The records that follow are to be repeated without alteration.

-- start Recorded information --

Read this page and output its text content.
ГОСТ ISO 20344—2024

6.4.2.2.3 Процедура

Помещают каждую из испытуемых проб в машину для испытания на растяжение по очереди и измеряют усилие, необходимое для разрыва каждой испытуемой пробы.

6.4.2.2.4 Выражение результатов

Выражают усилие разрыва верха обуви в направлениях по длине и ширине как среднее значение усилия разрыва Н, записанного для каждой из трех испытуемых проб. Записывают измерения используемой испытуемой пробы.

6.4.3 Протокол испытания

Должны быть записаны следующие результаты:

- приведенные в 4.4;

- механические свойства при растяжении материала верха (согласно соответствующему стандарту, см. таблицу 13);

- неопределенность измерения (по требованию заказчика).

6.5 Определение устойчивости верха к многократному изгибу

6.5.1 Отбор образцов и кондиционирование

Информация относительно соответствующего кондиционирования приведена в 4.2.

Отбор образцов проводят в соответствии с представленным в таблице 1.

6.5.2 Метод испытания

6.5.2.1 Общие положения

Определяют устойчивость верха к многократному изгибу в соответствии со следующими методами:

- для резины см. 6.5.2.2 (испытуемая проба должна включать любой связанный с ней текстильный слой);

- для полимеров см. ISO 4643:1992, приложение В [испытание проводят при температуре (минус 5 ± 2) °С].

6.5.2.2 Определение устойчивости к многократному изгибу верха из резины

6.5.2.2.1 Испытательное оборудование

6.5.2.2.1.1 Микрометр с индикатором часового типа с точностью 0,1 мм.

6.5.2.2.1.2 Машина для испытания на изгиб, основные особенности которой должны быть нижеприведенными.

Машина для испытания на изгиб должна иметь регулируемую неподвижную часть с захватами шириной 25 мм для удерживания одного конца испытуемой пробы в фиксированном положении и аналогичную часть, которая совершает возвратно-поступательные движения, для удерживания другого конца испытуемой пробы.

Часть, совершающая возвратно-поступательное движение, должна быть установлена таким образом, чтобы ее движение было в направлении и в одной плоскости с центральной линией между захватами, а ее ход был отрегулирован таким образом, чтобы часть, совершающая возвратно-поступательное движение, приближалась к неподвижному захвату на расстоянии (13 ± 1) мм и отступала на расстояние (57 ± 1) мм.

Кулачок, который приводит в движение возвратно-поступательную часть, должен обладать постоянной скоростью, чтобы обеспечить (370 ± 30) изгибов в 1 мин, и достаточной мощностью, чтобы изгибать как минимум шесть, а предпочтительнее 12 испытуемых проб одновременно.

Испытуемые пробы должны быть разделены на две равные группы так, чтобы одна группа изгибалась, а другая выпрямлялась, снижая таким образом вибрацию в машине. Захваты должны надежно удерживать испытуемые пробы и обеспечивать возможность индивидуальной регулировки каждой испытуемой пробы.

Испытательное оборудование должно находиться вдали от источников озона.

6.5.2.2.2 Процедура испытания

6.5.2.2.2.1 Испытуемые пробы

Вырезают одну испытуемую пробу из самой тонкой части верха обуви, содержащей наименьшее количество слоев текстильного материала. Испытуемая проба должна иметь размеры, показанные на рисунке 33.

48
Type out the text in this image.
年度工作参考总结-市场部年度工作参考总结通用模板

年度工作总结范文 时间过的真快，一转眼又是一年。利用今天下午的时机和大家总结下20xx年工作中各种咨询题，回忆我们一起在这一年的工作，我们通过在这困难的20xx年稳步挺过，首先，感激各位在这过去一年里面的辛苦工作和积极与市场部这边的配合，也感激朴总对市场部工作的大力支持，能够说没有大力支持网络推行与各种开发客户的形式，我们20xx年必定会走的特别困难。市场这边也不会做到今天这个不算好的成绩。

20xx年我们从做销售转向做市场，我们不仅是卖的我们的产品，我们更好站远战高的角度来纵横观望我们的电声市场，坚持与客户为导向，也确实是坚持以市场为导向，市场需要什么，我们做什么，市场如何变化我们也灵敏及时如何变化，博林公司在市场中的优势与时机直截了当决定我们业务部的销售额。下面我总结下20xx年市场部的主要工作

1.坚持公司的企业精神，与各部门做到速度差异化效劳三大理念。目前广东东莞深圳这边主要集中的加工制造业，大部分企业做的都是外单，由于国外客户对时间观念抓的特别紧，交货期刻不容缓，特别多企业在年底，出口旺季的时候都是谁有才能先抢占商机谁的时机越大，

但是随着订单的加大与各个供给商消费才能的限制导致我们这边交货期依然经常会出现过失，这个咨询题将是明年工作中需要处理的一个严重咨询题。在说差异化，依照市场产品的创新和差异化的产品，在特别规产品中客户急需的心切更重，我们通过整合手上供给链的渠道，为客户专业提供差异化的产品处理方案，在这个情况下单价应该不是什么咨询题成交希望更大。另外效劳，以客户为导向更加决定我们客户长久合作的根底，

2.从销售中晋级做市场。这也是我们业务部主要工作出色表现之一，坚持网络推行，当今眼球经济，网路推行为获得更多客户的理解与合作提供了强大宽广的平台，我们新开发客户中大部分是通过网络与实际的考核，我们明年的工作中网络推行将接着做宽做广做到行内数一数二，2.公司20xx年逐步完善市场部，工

-- end Recorded information --

● Output
Read this page and output its text content.
ГОСТ ISO 20344—2024

6.4.2.2.3 Процедура

Помещают каждую из испытуемых проб в машину для испытания на растяжение по очереди и измеряют усилие, необходимое для разрыва каждой испытуемой пробы.

6.4.2.2.4 Выражение результатов

Выражают усилие разрыва верха обуви в направлениях по длине и ширине как среднее значение усилия разрыва Н, записанного для каждой из трех испытуемых проб. Записывают измерения используемой испытуемой пробы.

6.4.3 Протокол испытания

Должны быть записаны следующие результаты:

- приведенные в 4.4;

- механические свойства при растяжении материала верха (согласно соответствующему стандарту, см. таблицу 13);

- неопределенность измерения (по требованию заказчика).

6.5 Определение устойчивости верха к многократному изгибу

6.5.1 Отбор образцов и кондиционирование

Информация относительно соответствующего кондиционирования приведена в 4.2.

Отбор образцов проводят в соответствии с представленным в таблице 1.

6.5.2 Метод испытания

6.5.2.1 Общие положения

Определяют устойчивость верха к многократному изгибу в соответствии со следующими методами:

- для резины см. 6.5.2.2 (испытуемая проба должна включать любой связанный с ней текстильный слой);

- для полимеров см. ISO 4643:1992, приложение В [испытание проводят при температуре (минус 5 ± 2) °С].

6.5.2.2 Определение устойчивости к многократному изгибу верха из резины

6.5.2.2.1 Испытательное оборудование

6.5.2.2.1.1 Микрометр с индикатором часового типа с точностью 0,1 мм.

6.5.2.2.1.2 Машина для испытания на изгиб, основные особенности которой должны быть нижеприведенными.

Машина для испытания на изгиб должна иметь регулируемую неподвижную часть с захватами шириной 25 мм для удерживания одного конца испытуемой пробы в фиксированном положении и аналогичную часть, которая совершает возвратно-поступательные движения, для удерживания другого конца испытуемой пробы.

Часть, совершающая возвратно-поступательное движение, должна быть установлена таким образом, чтобы ее движение было в направлении и в одной плоскости с центральной линией между захватами, а ее ход был отрегулирован таким образом, чтобы часть, совершающая возвратно-поступательное движение, приближалась к неподвижному захвату на расстоянии (13 ± 1) мм и отступала на расстояние (57 ± 1) мм.

Кулачок, который приводит в движение возвратно-поступательную часть, должен обладать постоянной скоростью, чтобы обеспечить (370 ± 30) изгибов в 1 мин, и достаточной мощностью, чтобы изгибать как минимум шесть, а предпочтительнее 12 испытуемых проб одновременно.

Испытуемые пробы должны быть разделены на две равные группы так, чтобы одна группа изгибалась, а другая выпрямлялась, снижая таким образом вибрацию в машине. Захваты должны надежно удерживать испытуемые пробы и обеспечивать возможность индивидуальной регулировки каждой испытуемой пробы.

Испытательное оборудование должно находиться вдали от источников озона.

6.5.2.2.2 Процедура испытания

6.5.2.2.2.1 Испытуемые пробы

Вырезают одну испытуемую пробу из самой тонкой части верха обуви, содержащей наименьшее количество слоев текстильного материала. Испытуемая проба должна иметь размеры, показанные на рисунке 33.

48
Type out the text in this image.
年度工作参考总结-市场部年度工作参考总结通用模板

年度工作总结范文 时间过的真快，一转眼又是一年。利用今天下午的时机和大家总结下20xx年工作中各种咨询题，回忆我们一起在这一年的工作，我们通过在这困难的20xx年稳步挺过，首先，感激各位在这过去一年里面的辛苦工作和积极与市场部这边的配合，也感激朴总对市场部工作的大力支持，能够说没有大力支持网络推行与各种开发客户的形式，我们20xx年必定会走的特别困难。市场这边也不会做到今天这个不算好的成绩。

20xx年我们从做销售转向做市场，我们不仅是卖的我们的产品，我们更好站远战高的角度来纵横观望我们的电声市场，坚持与客户为导向，也确实是坚持以市场为导向，市场需要什么，我们做什么，市场如何变化我们也灵敏及时如何变化，博林公司在市场中的优势与时机直截了当决定我们业务部的销售额。下面我总结下20xx年市场部的主要工作

1.坚持公司的企业精神，与各部门做到速度差异化效劳三大理念。目前广东东莞深圳这边主要集中的加工制造业，大部分企业做的都是外单，由于国外客户对时间观念抓的特别紧，交货期刻不容缓，特别多企业在年底，出口旺季的时候都是谁有才能先抢占商机谁的时机越大，

但是随着订单的加大与各个供给商消费才能的限制导致我们这边交货期依然经常会出现过失，这个咨询题将是明年工作中需要处理的一个严重咨询题。在说差异化，依照市场产品的创新和差异化的产品，在特别规产品中客户急需的心切更重，我们通过整合手上供给链的渠道，为客户专业提供差异化的产品处理方案，在这个情况下单价应该不是什么咨询题成交希望更大。另外效劳，以客户为导向更加决定我们客户长久合作的根底，

2.从销售中晋级做市场。这也是我们业务部主要工作出色表现之一，坚持网络推行，当今眼球经济，网路推行为获得更多客户的理解与合作提供了强大宽广的平台，我们新开发客户中大部分是通过网络与实际的考核，我们明年的工作中网络推行将接着做宽做广做到行内数一数二，2.公司20xx年逐步完善市场部，工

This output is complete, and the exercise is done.